Layout annotation records:
- - - - - - -

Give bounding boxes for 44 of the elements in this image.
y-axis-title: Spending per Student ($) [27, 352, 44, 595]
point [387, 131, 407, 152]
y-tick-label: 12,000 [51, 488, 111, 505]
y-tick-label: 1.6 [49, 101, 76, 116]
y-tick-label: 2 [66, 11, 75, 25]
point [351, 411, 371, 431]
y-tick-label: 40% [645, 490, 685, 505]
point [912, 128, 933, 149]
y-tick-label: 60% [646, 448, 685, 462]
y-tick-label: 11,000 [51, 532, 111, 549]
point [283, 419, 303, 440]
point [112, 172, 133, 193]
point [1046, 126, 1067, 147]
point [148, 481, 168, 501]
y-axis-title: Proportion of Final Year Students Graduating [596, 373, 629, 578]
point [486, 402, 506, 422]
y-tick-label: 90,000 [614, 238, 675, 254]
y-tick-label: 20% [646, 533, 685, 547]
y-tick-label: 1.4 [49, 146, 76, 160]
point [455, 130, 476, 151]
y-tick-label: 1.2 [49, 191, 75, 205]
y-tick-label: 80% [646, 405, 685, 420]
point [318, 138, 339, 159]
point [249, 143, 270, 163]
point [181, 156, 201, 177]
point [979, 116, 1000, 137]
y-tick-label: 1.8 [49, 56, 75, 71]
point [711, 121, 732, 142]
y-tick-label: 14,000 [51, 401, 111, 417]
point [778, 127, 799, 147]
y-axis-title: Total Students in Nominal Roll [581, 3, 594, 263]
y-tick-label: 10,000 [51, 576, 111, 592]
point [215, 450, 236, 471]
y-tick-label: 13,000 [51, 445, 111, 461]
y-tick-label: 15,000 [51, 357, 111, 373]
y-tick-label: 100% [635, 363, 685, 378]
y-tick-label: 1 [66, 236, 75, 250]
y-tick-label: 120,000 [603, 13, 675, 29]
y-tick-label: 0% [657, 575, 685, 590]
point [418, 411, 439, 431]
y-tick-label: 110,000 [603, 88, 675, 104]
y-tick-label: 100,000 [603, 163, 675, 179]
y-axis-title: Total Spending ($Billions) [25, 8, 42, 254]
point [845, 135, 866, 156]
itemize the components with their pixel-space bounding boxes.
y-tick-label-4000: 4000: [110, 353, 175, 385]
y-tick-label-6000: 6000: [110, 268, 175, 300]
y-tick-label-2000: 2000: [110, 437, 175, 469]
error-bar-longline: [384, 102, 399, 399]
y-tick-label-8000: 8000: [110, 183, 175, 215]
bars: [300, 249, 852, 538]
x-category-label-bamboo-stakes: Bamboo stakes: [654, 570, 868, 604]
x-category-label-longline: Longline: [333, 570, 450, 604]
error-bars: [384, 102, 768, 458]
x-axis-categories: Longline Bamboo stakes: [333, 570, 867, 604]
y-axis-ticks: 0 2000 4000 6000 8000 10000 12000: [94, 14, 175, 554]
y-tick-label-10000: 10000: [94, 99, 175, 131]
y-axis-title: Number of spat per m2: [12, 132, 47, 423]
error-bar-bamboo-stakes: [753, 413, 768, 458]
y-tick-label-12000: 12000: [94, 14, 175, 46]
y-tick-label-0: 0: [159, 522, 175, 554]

- - - - - - -

▶ _Set problem_: Extract the lines of the records from the start through the line containing "point [418, 411, 439, 431]", inclusive, and reproduce them verbatim.

▶ _Written reply_:
Give bounding boxes for 44 of the elements in this image.
y-axis-title: Spending per Student ($) [27, 352, 44, 595]
point [387, 131, 407, 152]
y-tick-label: 12,000 [51, 488, 111, 505]
y-tick-label: 1.6 [49, 101, 76, 116]
y-tick-label: 2 [66, 11, 75, 25]
point [351, 411, 371, 431]
y-tick-label: 40% [645, 490, 685, 505]
point [912, 128, 933, 149]
y-tick-label: 60% [646, 448, 685, 462]
y-tick-label: 11,000 [51, 532, 111, 549]
point [283, 419, 303, 440]
point [112, 172, 133, 193]
point [1046, 126, 1067, 147]
point [148, 481, 168, 501]
y-axis-title: Proportion of Final Year Students Graduating [596, 373, 629, 578]
point [486, 402, 506, 422]
y-tick-label: 90,000 [614, 238, 675, 254]
y-tick-label: 20% [646, 533, 685, 547]
y-tick-label: 1.4 [49, 146, 76, 160]
point [455, 130, 476, 151]
y-tick-label: 1.2 [49, 191, 75, 205]
y-tick-label: 80% [646, 405, 685, 420]
point [318, 138, 339, 159]
point [249, 143, 270, 163]
point [181, 156, 201, 177]
point [979, 116, 1000, 137]
y-tick-label: 1.8 [49, 56, 75, 71]
point [711, 121, 732, 142]
y-tick-label: 14,000 [51, 401, 111, 417]
point [778, 127, 799, 147]
y-axis-title: Total Students in Nominal Roll [581, 3, 594, 263]
y-tick-label: 10,000 [51, 576, 111, 592]
point [215, 450, 236, 471]
y-tick-label: 13,000 [51, 445, 111, 461]
y-tick-label: 15,000 [51, 357, 111, 373]
y-tick-label: 100% [635, 363, 685, 378]
y-tick-label: 1 [66, 236, 75, 250]
y-tick-label: 120,000 [603, 13, 675, 29]
y-tick-label: 0% [657, 575, 685, 590]
point [418, 411, 439, 431]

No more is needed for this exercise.